## START EXTRACTED MATERIAL

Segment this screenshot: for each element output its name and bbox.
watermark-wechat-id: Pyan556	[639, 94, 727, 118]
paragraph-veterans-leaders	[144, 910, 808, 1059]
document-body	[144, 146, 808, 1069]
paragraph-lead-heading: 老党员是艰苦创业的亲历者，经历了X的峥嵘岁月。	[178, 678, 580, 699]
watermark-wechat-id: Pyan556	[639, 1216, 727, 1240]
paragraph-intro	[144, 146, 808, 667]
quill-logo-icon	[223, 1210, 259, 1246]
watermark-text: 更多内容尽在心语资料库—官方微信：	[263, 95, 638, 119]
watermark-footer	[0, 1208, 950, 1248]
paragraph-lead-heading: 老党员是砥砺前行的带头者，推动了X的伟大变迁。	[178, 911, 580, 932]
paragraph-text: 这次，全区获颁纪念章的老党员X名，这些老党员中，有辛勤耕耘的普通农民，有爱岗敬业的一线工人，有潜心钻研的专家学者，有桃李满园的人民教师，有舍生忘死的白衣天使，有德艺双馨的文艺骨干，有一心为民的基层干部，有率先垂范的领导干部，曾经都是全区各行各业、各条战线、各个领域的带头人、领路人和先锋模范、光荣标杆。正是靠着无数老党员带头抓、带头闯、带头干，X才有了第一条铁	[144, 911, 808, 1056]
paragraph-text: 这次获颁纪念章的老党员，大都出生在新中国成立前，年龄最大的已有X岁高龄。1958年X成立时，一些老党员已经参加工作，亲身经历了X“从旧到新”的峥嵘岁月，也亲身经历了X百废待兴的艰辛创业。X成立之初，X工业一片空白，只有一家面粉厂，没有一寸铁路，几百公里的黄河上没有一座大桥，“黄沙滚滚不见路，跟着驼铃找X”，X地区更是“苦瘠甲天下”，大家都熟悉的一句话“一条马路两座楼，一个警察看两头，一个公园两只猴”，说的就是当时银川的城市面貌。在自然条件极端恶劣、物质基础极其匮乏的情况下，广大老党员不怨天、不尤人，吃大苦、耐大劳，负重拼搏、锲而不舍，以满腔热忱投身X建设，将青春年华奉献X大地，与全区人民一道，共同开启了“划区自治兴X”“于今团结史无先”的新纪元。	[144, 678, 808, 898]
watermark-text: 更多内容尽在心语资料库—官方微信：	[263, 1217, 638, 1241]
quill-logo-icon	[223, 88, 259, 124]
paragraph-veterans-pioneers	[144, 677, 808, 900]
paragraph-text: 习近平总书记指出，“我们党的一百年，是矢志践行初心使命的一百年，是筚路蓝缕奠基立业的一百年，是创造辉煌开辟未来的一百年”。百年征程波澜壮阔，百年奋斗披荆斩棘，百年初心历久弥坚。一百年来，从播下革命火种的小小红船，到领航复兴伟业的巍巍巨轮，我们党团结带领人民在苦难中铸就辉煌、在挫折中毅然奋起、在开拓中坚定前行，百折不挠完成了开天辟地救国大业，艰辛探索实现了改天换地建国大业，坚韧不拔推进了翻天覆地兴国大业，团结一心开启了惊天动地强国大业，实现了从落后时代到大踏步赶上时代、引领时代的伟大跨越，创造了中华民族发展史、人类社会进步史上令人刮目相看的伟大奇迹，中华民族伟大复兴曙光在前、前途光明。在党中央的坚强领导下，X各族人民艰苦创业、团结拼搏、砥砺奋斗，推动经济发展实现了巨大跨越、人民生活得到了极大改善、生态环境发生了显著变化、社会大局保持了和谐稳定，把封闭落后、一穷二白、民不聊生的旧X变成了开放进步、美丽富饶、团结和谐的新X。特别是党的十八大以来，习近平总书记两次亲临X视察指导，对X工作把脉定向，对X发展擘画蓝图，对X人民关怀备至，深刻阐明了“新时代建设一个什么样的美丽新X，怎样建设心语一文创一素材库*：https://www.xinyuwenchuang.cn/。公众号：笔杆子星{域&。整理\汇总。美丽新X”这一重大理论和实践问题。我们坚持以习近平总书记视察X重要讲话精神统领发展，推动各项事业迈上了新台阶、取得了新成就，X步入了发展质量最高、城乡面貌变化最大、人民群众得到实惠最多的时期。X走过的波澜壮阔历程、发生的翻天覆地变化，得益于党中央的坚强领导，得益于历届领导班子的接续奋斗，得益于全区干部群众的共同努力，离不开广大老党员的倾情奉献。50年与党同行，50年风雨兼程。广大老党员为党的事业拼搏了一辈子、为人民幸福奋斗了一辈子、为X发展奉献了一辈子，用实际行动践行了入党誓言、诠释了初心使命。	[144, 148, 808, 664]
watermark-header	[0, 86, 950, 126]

## END EXTRACTED MATERIAL

_TASK DESCRIPTION_
Copy the stretch of the listing from its first line through the line containing "1210, 259, 1246]", both ends included, keeping every character unchanged.

_FULL ANSWER_
Segment this screenshot: for each element output its name and bbox.
watermark-wechat-id: Pyan556	[639, 94, 727, 118]
paragraph-veterans-leaders	[144, 910, 808, 1059]
document-body	[144, 146, 808, 1069]
paragraph-lead-heading: 老党员是艰苦创业的亲历者，经历了X的峥嵘岁月。	[178, 678, 580, 699]
watermark-wechat-id: Pyan556	[639, 1216, 727, 1240]
paragraph-intro	[144, 146, 808, 667]
quill-logo-icon	[223, 1210, 259, 1246]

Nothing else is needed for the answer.